--- WHAT IS NEEDED ---
Print all records exactly, leaving nothing out.

--*--

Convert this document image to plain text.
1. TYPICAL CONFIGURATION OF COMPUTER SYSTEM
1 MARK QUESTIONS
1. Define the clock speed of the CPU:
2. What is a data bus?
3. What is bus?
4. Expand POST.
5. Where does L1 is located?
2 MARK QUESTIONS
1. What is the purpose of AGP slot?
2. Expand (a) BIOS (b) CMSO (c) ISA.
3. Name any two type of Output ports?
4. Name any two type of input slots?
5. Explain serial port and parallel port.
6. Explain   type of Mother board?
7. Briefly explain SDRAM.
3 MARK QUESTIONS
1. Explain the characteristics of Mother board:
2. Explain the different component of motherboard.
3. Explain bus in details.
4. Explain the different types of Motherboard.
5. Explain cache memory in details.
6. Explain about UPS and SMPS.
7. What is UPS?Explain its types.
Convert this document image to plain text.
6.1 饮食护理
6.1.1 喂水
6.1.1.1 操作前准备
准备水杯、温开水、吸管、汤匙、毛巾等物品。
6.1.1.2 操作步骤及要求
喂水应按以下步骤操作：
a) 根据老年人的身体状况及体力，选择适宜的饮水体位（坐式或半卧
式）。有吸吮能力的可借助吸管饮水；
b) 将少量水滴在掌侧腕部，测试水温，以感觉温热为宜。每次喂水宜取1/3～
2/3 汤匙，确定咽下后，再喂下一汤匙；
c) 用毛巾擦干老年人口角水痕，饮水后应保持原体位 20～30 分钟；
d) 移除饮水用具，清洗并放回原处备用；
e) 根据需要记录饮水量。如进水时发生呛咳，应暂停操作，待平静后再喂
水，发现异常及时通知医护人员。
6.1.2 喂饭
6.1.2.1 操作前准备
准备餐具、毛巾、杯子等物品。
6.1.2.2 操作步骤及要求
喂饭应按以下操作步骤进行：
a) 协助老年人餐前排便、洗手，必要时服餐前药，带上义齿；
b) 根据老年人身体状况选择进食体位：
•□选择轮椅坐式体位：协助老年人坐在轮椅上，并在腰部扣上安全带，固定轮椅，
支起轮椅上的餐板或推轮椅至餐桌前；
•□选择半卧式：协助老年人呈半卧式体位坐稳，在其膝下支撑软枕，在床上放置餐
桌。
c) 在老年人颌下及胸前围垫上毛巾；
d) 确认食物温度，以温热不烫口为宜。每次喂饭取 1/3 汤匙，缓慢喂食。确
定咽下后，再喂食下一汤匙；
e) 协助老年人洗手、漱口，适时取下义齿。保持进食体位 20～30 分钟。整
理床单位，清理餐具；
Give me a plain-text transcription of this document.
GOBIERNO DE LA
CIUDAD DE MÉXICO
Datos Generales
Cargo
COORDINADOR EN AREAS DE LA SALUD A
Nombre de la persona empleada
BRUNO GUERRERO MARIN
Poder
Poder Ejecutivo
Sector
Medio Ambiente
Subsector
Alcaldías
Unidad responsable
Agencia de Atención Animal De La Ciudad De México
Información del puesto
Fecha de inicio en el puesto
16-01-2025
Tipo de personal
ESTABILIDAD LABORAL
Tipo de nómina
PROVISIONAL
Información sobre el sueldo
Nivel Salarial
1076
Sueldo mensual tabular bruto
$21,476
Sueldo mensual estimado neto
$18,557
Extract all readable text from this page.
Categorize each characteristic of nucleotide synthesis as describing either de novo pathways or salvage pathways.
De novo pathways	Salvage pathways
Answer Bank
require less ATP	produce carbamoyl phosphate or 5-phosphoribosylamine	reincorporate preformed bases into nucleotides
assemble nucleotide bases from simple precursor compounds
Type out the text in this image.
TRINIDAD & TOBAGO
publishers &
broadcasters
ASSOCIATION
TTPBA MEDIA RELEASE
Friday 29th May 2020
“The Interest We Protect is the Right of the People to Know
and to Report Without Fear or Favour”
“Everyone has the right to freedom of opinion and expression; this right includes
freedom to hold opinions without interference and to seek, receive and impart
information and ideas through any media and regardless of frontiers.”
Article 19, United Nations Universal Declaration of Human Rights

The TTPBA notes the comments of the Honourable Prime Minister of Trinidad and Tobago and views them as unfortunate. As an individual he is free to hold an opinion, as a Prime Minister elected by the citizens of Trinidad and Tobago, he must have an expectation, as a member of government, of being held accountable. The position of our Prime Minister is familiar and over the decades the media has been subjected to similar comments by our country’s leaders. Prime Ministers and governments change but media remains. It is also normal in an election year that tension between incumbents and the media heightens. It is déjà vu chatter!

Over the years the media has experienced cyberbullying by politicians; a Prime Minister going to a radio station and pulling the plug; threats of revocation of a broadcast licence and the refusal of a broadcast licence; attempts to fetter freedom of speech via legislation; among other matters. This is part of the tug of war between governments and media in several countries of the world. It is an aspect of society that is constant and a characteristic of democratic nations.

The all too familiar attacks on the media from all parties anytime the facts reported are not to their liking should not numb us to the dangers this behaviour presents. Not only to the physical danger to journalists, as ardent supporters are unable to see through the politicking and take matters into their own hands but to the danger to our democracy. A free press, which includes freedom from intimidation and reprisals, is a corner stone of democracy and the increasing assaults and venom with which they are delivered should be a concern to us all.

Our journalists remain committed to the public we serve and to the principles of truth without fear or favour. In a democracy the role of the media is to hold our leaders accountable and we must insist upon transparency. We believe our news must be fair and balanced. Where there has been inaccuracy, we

--*--

--- ANSWER FOR THIS EXERCISE ---
Convert this document image to plain text.
1. TYPICAL CONFIGURATION OF COMPUTER SYSTEM
1 MARK QUESTIONS
1. Define the clock speed of the CPU:
2. What is a data bus?
3. What is bus?
4. Expand POST.
5. Where does L1 is located?
2 MARK QUESTIONS
1. What is the purpose of AGP slot?
2. Expand (a) BIOS (b) CMSO (c) ISA.
3. Name any two type of Output ports?
4. Name any two type of input slots?
5. Explain serial port and parallel port.
6. Explain   type of Mother board?
7. Briefly explain SDRAM.
3 MARK QUESTIONS
1. Explain the characteristics of Mother board:
2. Explain the different component of motherboard.
3. Explain bus in details.
4. Explain the different types of Motherboard.
5. Explain cache memory in details.
6. Explain about UPS and SMPS.
7. What is UPS?Explain its types.
Convert this document image to plain text.
6.1 饮食护理
6.1.1 喂水
6.1.1.1 操作前准备
准备水杯、温开水、吸管、汤匙、毛巾等物品。
6.1.1.2 操作步骤及要求
喂水应按以下步骤操作：
a) 根据老年人的身体状况及体力，选择适宜的饮水体位（坐式或半卧
式）。有吸吮能力的可借助吸管饮水；
b) 将少量水滴在掌侧腕部，测试水温，以感觉温热为宜。每次喂水宜取1/3～
2/3 汤匙，确定咽下后，再喂下一汤匙；
c) 用毛巾擦干老年人口角水痕，饮水后应保持原体位 20～30 分钟；
d) 移除饮水用具，清洗并放回原处备用；
e) 根据需要记录饮水量。如进水时发生呛咳，应暂停操作，待平静后再喂
水，发现异常及时通知医护人员。
6.1.2 喂饭
6.1.2.1 操作前准备
准备餐具、毛巾、杯子等物品。
6.1.2.2 操作步骤及要求
喂饭应按以下操作步骤进行：
a) 协助老年人餐前排便、洗手，必要时服餐前药，带上义齿；
b) 根据老年人身体状况选择进食体位：
•□选择轮椅坐式体位：协助老年人坐在轮椅上，并在腰部扣上安全带，固定轮椅，
支起轮椅上的餐板或推轮椅至餐桌前；
•□选择半卧式：协助老年人呈半卧式体位坐稳，在其膝下支撑软枕，在床上放置餐
桌。
c) 在老年人颌下及胸前围垫上毛巾；
d) 确认食物温度，以温热不烫口为宜。每次喂饭取 1/3 汤匙，缓慢喂食。确
定咽下后，再喂食下一汤匙；
e) 协助老年人洗手、漱口，适时取下义齿。保持进食体位 20～30 分钟。整
理床单位，清理餐具；
Give me a plain-text transcription of this document.
GOBIERNO DE LA
CIUDAD DE MÉXICO
Datos Generales
Cargo
COORDINADOR EN AREAS DE LA SALUD A
Nombre de la persona empleada
BRUNO GUERRERO MARIN
Poder
Poder Ejecutivo
Sector
Medio Ambiente
Subsector
Alcaldías
Unidad responsable
Agencia de Atención Animal De La Ciudad De México
Información del puesto
Fecha de inicio en el puesto
16-01-2025
Tipo de personal
ESTABILIDAD LABORAL
Tipo de nómina
PROVISIONAL
Información sobre el sueldo
Nivel Salarial
1076
Sueldo mensual tabular bruto
$21,476
Sueldo mensual estimado neto
$18,557
Extract all readable text from this page.
Categorize each characteristic of nucleotide synthesis as describing either de novo pathways or salvage pathways.
De novo pathways	Salvage pathways
Answer Bank
require less ATP	produce carbamoyl phosphate or 5-phosphoribosylamine	reincorporate preformed bases into nucleotides
assemble nucleotide bases from simple precursor compounds
Type out the text in this image.
TRINIDAD & TOBAGO
publishers &
broadcasters
ASSOCIATION
TTPBA MEDIA RELEASE
Friday 29th May 2020
“The Interest We Protect is the Right of the People to Know
and to Report Without Fear or Favour”
“Everyone has the right to freedom of opinion and expression; this right includes
freedom to hold opinions without interference and to seek, receive and impart
information and ideas through any media and regardless of frontiers.”
Article 19, United Nations Universal Declaration of Human Rights

The TTPBA notes the comments of the Honourable Prime Minister of Trinidad and Tobago and views them as unfortunate. As an individual he is free to hold an opinion, as a Prime Minister elected by the citizens of Trinidad and Tobago, he must have an expectation, as a member of government, of being held accountable. The position of our Prime Minister is familiar and over the decades the media has been subjected to similar comments by our country’s leaders. Prime Ministers and governments change but media remains. It is also normal in an election year that tension between incumbents and the media heightens. It is déjà vu chatter!

Over the years the media has experienced cyberbullying by politicians; a Prime Minister going to a radio station and pulling the plug; threats of revocation of a broadcast licence and the refusal of a broadcast licence; attempts to fetter freedom of speech via legislation; among other matters. This is part of the tug of war between governments and media in several countries of the world. It is an aspect of society that is constant and a characteristic of democratic nations.

The all too familiar attacks on the media from all parties anytime the facts reported are not to their liking should not numb us to the dangers this behaviour presents. Not only to the physical danger to journalists, as ardent supporters are unable to see through the politicking and take matters into their own hands but to the danger to our democracy. A free press, which includes freedom from intimidation and reprisals, is a corner stone of democracy and the increasing assaults and venom with which they are delivered should be a concern to us all.

Our journalists remain committed to the public we serve and to the principles of truth without fear or favour. In a democracy the role of the media is to hold our leaders accountable and we must insist upon transparency. We believe our news must be fair and balanced. Where there has been inaccuracy, we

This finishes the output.